**Set exercise**.
Transcribe every entry below word for word, but skip the pictures.

=== Extracted material ===

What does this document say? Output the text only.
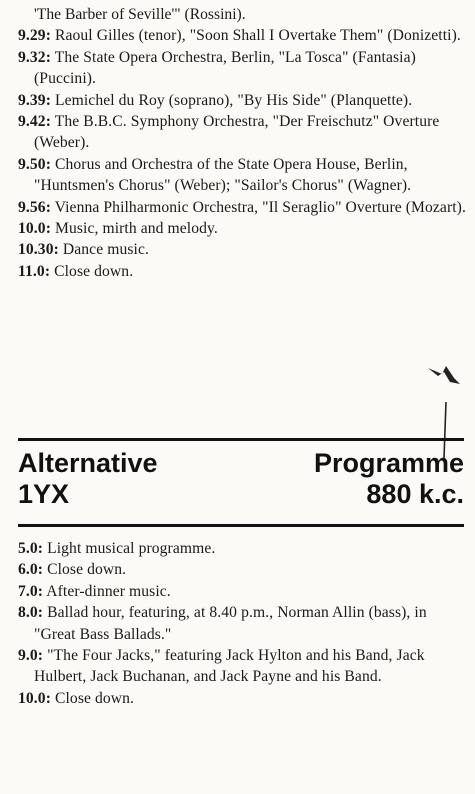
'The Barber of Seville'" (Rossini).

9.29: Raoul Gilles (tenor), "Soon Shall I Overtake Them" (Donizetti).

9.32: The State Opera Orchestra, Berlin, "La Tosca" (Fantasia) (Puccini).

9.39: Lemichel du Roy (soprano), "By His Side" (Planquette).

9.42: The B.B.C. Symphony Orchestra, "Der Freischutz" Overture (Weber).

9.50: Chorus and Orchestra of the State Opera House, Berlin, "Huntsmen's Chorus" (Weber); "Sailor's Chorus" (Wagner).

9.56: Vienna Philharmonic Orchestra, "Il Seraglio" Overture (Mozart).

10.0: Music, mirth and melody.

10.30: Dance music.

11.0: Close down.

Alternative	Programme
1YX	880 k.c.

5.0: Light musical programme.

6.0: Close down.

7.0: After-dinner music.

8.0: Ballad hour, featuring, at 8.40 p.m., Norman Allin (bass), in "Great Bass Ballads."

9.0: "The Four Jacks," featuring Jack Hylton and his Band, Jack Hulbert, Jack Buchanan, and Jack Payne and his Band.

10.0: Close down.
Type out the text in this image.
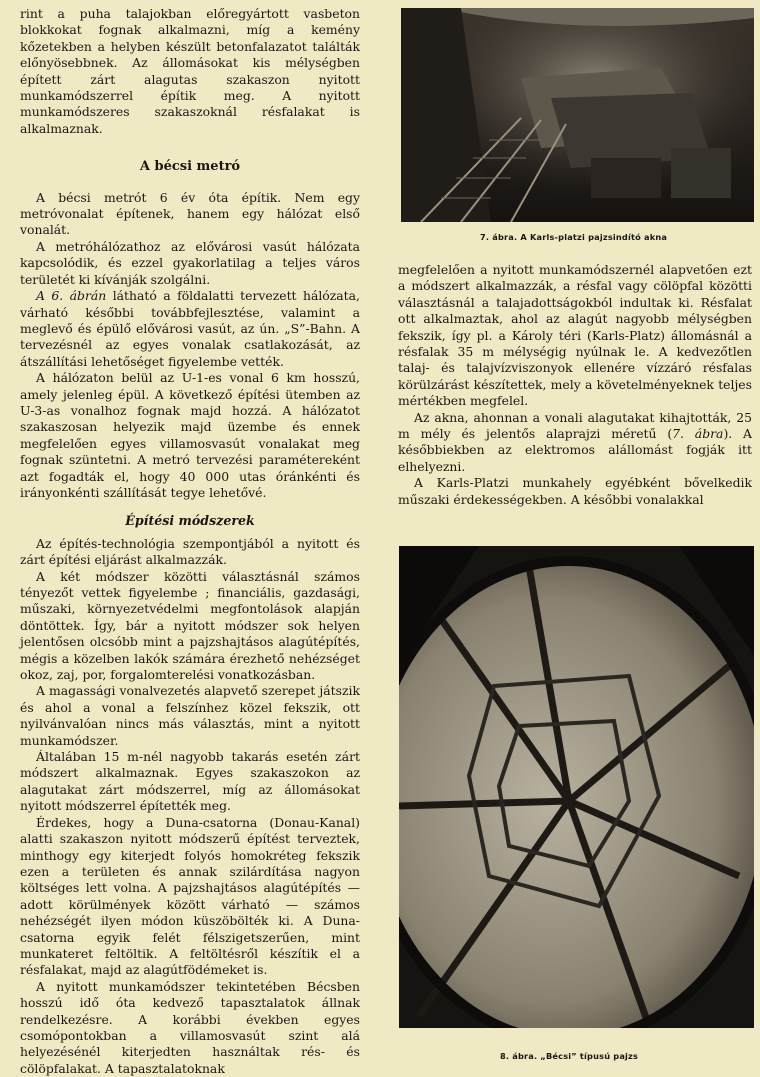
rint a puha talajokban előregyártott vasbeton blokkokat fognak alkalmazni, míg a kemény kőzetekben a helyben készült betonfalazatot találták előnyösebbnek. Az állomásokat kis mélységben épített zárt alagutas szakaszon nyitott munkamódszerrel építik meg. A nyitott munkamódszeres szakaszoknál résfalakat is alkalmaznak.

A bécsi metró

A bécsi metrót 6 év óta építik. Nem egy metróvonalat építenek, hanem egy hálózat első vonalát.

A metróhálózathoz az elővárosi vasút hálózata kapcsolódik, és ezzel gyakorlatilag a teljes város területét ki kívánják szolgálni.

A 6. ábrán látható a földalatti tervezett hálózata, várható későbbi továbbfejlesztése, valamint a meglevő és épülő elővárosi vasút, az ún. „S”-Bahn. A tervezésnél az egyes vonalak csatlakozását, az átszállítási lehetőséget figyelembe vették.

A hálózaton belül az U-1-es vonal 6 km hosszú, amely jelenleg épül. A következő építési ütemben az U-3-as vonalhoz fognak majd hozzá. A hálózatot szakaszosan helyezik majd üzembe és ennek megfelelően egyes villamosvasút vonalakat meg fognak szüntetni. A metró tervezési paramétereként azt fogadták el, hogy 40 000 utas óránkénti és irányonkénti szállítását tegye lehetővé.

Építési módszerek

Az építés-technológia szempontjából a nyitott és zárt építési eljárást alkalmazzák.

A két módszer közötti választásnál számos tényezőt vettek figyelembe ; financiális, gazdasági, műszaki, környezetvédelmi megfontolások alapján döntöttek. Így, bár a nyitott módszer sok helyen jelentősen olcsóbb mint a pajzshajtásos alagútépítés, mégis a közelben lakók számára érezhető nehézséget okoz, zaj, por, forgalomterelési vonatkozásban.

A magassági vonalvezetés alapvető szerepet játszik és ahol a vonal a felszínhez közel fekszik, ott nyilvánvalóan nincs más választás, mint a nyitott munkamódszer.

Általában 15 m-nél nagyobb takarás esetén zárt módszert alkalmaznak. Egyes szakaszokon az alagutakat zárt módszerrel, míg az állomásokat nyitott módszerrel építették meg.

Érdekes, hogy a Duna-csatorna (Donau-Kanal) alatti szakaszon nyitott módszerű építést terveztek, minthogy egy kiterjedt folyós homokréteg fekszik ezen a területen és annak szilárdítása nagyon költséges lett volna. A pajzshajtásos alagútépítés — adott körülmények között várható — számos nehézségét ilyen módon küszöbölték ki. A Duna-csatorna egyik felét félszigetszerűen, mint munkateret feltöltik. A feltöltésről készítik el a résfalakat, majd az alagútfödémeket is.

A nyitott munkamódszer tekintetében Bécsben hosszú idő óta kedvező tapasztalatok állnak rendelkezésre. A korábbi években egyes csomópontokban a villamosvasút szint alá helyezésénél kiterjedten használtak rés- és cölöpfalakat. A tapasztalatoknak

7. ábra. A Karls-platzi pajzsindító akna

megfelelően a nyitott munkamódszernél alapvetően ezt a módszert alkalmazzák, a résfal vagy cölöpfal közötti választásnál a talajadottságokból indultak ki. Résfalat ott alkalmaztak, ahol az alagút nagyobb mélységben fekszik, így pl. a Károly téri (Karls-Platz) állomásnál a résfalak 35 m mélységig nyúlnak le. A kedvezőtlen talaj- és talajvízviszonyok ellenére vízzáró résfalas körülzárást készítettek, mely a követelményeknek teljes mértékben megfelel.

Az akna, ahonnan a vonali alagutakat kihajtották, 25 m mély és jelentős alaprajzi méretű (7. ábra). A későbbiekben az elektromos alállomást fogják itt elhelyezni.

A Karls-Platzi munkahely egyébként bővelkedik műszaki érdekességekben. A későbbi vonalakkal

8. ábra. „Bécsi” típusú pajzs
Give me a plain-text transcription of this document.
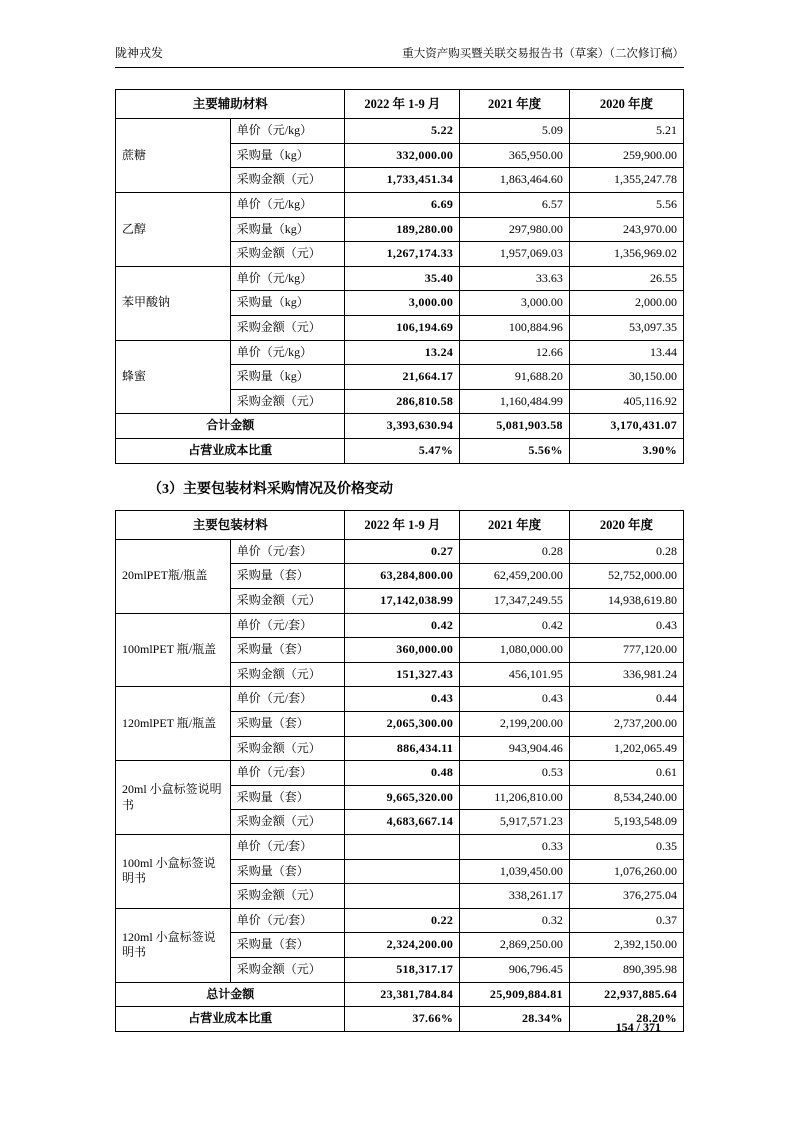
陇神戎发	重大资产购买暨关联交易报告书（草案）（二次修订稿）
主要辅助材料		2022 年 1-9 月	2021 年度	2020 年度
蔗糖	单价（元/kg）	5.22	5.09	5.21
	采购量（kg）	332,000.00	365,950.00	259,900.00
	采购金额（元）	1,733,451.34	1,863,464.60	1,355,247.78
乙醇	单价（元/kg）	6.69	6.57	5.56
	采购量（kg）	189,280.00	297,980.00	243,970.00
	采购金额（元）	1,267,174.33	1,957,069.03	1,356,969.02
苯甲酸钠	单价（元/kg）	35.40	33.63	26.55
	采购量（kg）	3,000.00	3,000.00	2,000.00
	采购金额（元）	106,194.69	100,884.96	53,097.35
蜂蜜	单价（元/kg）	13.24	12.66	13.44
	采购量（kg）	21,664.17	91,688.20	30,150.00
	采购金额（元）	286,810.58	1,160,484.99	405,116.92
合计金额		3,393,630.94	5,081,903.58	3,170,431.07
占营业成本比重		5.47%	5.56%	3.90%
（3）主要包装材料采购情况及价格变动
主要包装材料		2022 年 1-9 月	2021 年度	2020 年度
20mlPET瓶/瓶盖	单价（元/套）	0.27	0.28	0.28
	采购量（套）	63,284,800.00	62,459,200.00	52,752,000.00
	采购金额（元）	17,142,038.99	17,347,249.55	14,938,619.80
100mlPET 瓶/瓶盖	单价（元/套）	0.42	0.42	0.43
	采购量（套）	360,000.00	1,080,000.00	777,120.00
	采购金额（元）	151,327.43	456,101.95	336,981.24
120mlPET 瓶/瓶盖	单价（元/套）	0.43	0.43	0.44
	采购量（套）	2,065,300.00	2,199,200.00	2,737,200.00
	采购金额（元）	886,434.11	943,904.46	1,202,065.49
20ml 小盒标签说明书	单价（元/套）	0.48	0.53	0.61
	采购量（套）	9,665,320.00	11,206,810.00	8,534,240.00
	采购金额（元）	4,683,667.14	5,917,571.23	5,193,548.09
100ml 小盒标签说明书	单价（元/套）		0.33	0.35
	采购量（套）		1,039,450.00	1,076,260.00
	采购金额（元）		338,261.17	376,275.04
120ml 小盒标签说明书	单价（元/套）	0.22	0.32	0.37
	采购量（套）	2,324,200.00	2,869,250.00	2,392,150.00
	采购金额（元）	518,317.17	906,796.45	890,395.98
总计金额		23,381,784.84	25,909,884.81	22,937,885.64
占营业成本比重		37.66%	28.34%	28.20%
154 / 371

===

**Exercise solution**.
What does this document say? Output the text only.
'The Barber of Seville'" (Rossini).

9.29: Raoul Gilles (tenor), "Soon Shall I Overtake Them" (Donizetti).

9.32: The State Opera Orchestra, Berlin, "La Tosca" (Fantasia) (Puccini).

9.39: Lemichel du Roy (soprano), "By His Side" (Planquette).

9.42: The B.B.C. Symphony Orchestra, "Der Freischutz" Overture (Weber).

9.50: Chorus and Orchestra of the State Opera House, Berlin, "Huntsmen's Chorus" (Weber); "Sailor's Chorus" (Wagner).

9.56: Vienna Philharmonic Orchestra, "Il Seraglio" Overture (Mozart).

10.0: Music, mirth and melody.

10.30: Dance music.

11.0: Close down.

Alternative	Programme
1YX	880 k.c.

5.0: Light musical programme.

6.0: Close down.

7.0: After-dinner music.

8.0: Ballad hour, featuring, at 8.40 p.m., Norman Allin (bass), in "Great Bass Ballads."

9.0: "The Four Jacks," featuring Jack Hylton and his Band, Jack Hulbert, Jack Buchanan, and Jack Payne and his Band.

10.0: Close down.
Type out the text in this image.
rint a puha talajokban előregyártott vasbeton blokkokat fognak alkalmazni, míg a kemény kőzetekben a helyben készült betonfalazatot találták előnyösebbnek. Az állomásokat kis mélységben épített zárt alagutas szakaszon nyitott munkamódszerrel építik meg. A nyitott munkamódszeres szakaszoknál résfalakat is alkalmaznak.

A bécsi metró

A bécsi metrót 6 év óta építik. Nem egy metróvonalat építenek, hanem egy hálózat első vonalát.

A metróhálózathoz az elővárosi vasút hálózata kapcsolódik, és ezzel gyakorlatilag a teljes város területét ki kívánják szolgálni.

A 6. ábrán látható a földalatti tervezett hálózata, várható későbbi továbbfejlesztése, valamint a meglevő és épülő elővárosi vasút, az ún. „S”-Bahn. A tervezésnél az egyes vonalak csatlakozását, az átszállítási lehetőséget figyelembe vették.

A hálózaton belül az U-1-es vonal 6 km hosszú, amely jelenleg épül. A következő építési ütemben az U-3-as vonalhoz fognak majd hozzá. A hálózatot szakaszosan helyezik majd üzembe és ennek megfelelően egyes villamosvasút vonalakat meg fognak szüntetni. A metró tervezési paramétereként azt fogadták el, hogy 40 000 utas óránkénti és irányonkénti szállítását tegye lehetővé.

Építési módszerek

Az építés-technológia szempontjából a nyitott és zárt építési eljárást alkalmazzák.

A két módszer közötti választásnál számos tényezőt vettek figyelembe ; financiális, gazdasági, műszaki, környezetvédelmi megfontolások alapján döntöttek. Így, bár a nyitott módszer sok helyen jelentősen olcsóbb mint a pajzshajtásos alagútépítés, mégis a közelben lakók számára érezhető nehézséget okoz, zaj, por, forgalomterelési vonatkozásban.

A magassági vonalvezetés alapvető szerepet játszik és ahol a vonal a felszínhez közel fekszik, ott nyilvánvalóan nincs más választás, mint a nyitott munkamódszer.

Általában 15 m-nél nagyobb takarás esetén zárt módszert alkalmaznak. Egyes szakaszokon az alagutakat zárt módszerrel, míg az állomásokat nyitott módszerrel építették meg.

Érdekes, hogy a Duna-csatorna (Donau-Kanal) alatti szakaszon nyitott módszerű építést terveztek, minthogy egy kiterjedt folyós homokréteg fekszik ezen a területen és annak szilárdítása nagyon költséges lett volna. A pajzshajtásos alagútépítés — adott körülmények között várható — számos nehézségét ilyen módon küszöbölték ki. A Duna-csatorna egyik felét félszigetszerűen, mint munkateret feltöltik. A feltöltésről készítik el a résfalakat, majd az alagútfödémeket is.

A nyitott munkamódszer tekintetében Bécsben hosszú idő óta kedvező tapasztalatok állnak rendelkezésre. A korábbi években egyes csomópontokban a villamosvasút szint alá helyezésénél kiterjedten használtak rés- és cölöpfalakat. A tapasztalatoknak

7. ábra. A Karls-platzi pajzsindító akna

megfelelően a nyitott munkamódszernél alapvetően ezt a módszert alkalmazzák, a résfal vagy cölöpfal közötti választásnál a talajadottságokból indultak ki. Résfalat ott alkalmaztak, ahol az alagút nagyobb mélységben fekszik, így pl. a Károly téri (Karls-Platz) állomásnál a résfalak 35 m mélységig nyúlnak le. A kedvezőtlen talaj- és talajvízviszonyok ellenére vízzáró résfalas körülzárást készítettek, mely a követelményeknek teljes mértékben megfelel.

Az akna, ahonnan a vonali alagutakat kihajtották, 25 m mély és jelentős alaprajzi méretű (7. ábra). A későbbiekben az elektromos alállomást fogják itt elhelyezni.

A Karls-Platzi munkahely egyébként bővelkedik műszaki érdekességekben. A későbbi vonalakkal

8. ábra. „Bécsi” típusú pajzs
Give me a plain-text transcription of this document.
陇神戎发	重大资产购买暨关联交易报告书（草案）（二次修订稿）
主要辅助材料		2022 年 1-9 月	2021 年度	2020 年度
蔗糖	单价（元/kg）	5.22	5.09	5.21
	采购量（kg）	332,000.00	365,950.00	259,900.00
	采购金额（元）	1,733,451.34	1,863,464.60	1,355,247.78
乙醇	单价（元/kg）	6.69	6.57	5.56
	采购量（kg）	189,280.00	297,980.00	243,970.00
	采购金额（元）	1,267,174.33	1,957,069.03	1,356,969.02
苯甲酸钠	单价（元/kg）	35.40	33.63	26.55
	采购量（kg）	3,000.00	3,000.00	2,000.00
	采购金额（元）	106,194.69	100,884.96	53,097.35
蜂蜜	单价（元/kg）	13.24	12.66	13.44
	采购量（kg）	21,664.17	91,688.20	30,150.00
	采购金额（元）	286,810.58	1,160,484.99	405,116.92
合计金额		3,393,630.94	5,081,903.58	3,170,431.07
占营业成本比重		5.47%	5.56%	3.90%
（3）主要包装材料采购情况及价格变动
主要包装材料		2022 年 1-9 月	2021 年度	2020 年度
20mlPET瓶/瓶盖	单价（元/套）	0.27	0.28	0.28
	采购量（套）	63,284,800.00	62,459,200.00	52,752,000.00
	采购金额（元）	17,142,038.99	17,347,249.55	14,938,619.80
100mlPET 瓶/瓶盖	单价（元/套）	0.42	0.42	0.43
	采购量（套）	360,000.00	1,080,000.00	777,120.00
	采购金额（元）	151,327.43	456,101.95	336,981.24
120mlPET 瓶/瓶盖	单价（元/套）	0.43	0.43	0.44
	采购量（套）	2,065,300.00	2,199,200.00	2,737,200.00
	采购金额（元）	886,434.11	943,904.46	1,202,065.49
20ml 小盒标签说明书	单价（元/套）	0.48	0.53	0.61
	采购量（套）	9,665,320.00	11,206,810.00	8,534,240.00
	采购金额（元）	4,683,667.14	5,917,571.23	5,193,548.09
100ml 小盒标签说明书	单价（元/套）		0.33	0.35
	采购量（套）		1,039,450.00	1,076,260.00
	采购金额（元）		338,261.17	376,275.04
120ml 小盒标签说明书	单价（元/套）	0.22	0.32	0.37
	采购量（套）	2,324,200.00	2,869,250.00	2,392,150.00
	采购金额（元）	518,317.17	906,796.45	890,395.98
总计金额		23,381,784.84	25,909,884.81	22,937,885.64
占营业成本比重		37.66%	28.34%	28.20%
154 / 371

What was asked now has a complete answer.